▸ **Data for this task**:
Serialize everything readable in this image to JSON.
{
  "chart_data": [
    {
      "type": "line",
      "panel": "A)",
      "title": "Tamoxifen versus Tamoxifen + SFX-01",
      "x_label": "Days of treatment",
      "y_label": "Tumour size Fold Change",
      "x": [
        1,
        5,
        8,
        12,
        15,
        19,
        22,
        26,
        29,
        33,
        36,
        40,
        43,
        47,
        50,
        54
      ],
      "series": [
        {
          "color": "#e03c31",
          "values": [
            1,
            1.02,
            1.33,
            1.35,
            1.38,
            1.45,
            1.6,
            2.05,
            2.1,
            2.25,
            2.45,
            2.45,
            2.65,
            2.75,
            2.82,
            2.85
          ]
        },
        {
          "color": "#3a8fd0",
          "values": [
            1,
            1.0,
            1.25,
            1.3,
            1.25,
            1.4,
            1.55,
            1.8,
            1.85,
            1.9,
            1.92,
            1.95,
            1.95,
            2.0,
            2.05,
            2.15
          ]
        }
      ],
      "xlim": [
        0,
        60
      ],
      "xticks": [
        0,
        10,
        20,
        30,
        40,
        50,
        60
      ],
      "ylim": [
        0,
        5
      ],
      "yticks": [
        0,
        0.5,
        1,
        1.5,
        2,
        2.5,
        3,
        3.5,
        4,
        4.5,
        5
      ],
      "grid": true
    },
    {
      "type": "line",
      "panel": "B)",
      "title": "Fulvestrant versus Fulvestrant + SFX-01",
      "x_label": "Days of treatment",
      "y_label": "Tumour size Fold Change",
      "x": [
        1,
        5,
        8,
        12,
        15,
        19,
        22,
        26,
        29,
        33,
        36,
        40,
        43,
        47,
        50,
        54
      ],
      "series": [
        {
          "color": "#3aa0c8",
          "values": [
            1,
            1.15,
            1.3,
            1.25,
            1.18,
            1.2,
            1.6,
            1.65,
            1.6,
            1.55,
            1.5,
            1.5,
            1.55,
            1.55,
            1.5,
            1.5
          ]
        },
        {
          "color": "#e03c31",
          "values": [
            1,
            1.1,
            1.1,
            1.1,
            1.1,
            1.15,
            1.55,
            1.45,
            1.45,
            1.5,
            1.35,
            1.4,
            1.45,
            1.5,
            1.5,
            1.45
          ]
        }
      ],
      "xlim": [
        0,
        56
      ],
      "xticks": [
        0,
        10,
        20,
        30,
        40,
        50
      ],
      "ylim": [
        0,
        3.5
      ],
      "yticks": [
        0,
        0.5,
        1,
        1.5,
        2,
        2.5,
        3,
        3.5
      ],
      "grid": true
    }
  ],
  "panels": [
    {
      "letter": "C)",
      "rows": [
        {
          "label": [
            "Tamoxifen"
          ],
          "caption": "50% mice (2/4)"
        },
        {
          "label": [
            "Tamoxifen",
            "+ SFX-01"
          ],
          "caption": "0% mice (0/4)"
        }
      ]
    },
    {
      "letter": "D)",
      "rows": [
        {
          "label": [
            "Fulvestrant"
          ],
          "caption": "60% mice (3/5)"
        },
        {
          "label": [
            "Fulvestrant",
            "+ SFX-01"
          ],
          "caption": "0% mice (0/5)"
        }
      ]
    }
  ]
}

▸ **Exercise aim**: Every line above should be written out again exactly as it stands.

▸ **Solution**:
Serialize everything readable in this image to JSON.
{
  "chart_data": [
    {
      "type": "line",
      "panel": "A)",
      "title": "Tamoxifen versus Tamoxifen + SFX-01",
      "x_label": "Days of treatment",
      "y_label": "Tumour size Fold Change",
      "x": [
        1,
        5,
        8,
        12,
        15,
        19,
        22,
        26,
        29,
        33,
        36,
        40,
        43,
        47,
        50,
        54
      ],
      "series": [
        {
          "color": "#e03c31",
          "values": [
            1,
            1.02,
            1.33,
            1.35,
            1.38,
            1.45,
            1.6,
            2.05,
            2.1,
            2.25,
            2.45,
            2.45,
            2.65,
            2.75,
            2.82,
            2.85
          ]
        },
        {
          "color": "#3a8fd0",
          "values": [
            1,
            1.0,
            1.25,
            1.3,
            1.25,
            1.4,
            1.55,
            1.8,
            1.85,
            1.9,
            1.92,
            1.95,
            1.95,
            2.0,
            2.05,
            2.15
          ]
        }
      ],
      "xlim": [
        0,
        60
      ],
      "xticks": [
        0,
        10,
        20,
        30,
        40,
        50,
        60
      ],
      "ylim": [
        0,
        5
      ],
      "yticks": [
        0,
        0.5,
        1,
        1.5,
        2,
        2.5,
        3,
        3.5,
        4,
        4.5,
        5
      ],
      "grid": true
    },
    {
      "type": "line",
      "panel": "B)",
      "title": "Fulvestrant versus Fulvestrant + SFX-01",
      "x_label": "Days of treatment",
      "y_label": "Tumour size Fold Change",
      "x": [
        1,
        5,
        8,
        12,
        15,
        19,
        22,
        26,
        29,
        33,
        36,
        40,
        43,
        47,
        50,
        54
      ],
      "series": [
        {
          "color": "#3aa0c8",
          "values": [
            1,
            1.15,
            1.3,
            1.25,
            1.18,
            1.2,
            1.6,
            1.65,
            1.6,
            1.55,
            1.5,
            1.5,
            1.55,
            1.55,
            1.5,
            1.5
          ]
        },
        {
          "color": "#e03c31",
          "values": [
            1,
            1.1,
            1.1,
            1.1,
            1.1,
            1.15,
            1.55,
            1.45,
            1.45,
            1.5,
            1.35,
            1.4,
            1.45,
            1.5,
            1.5,
            1.45
          ]
        }
      ],
      "xlim": [
        0,
        56
      ],
      "xticks": [
        0,
        10,
        20,
        30,
        40,
        50
      ],
      "ylim": [
        0,
        3.5
      ],
      "yticks": [
        0,
        0.5,
        1,
        1.5,
        2,
        2.5,
        3,
        3.5
      ],
      "grid": true
    }
  ],
  "panels": [
    {
      "letter": "C)",
      "rows": [
        {
          "label": [
            "Tamoxifen"
          ],
          "caption": "50% mice (2/4)"
        },
        {
          "label": [
            "Tamoxifen",
            "+ SFX-01"
          ],
          "caption": "0% mice (0/4)"
        }
      ]
    },
    {
      "letter": "D)",
      "rows": [
        {
          "label": [
            "Fulvestrant"
          ],
          "caption": "60% mice (3/5)"
        },
        {
          "label": [
            "Fulvestrant",
            "+ SFX-01"
          ],
          "caption": "0% mice (0/5)"
        }
      ]
    }
  ]
}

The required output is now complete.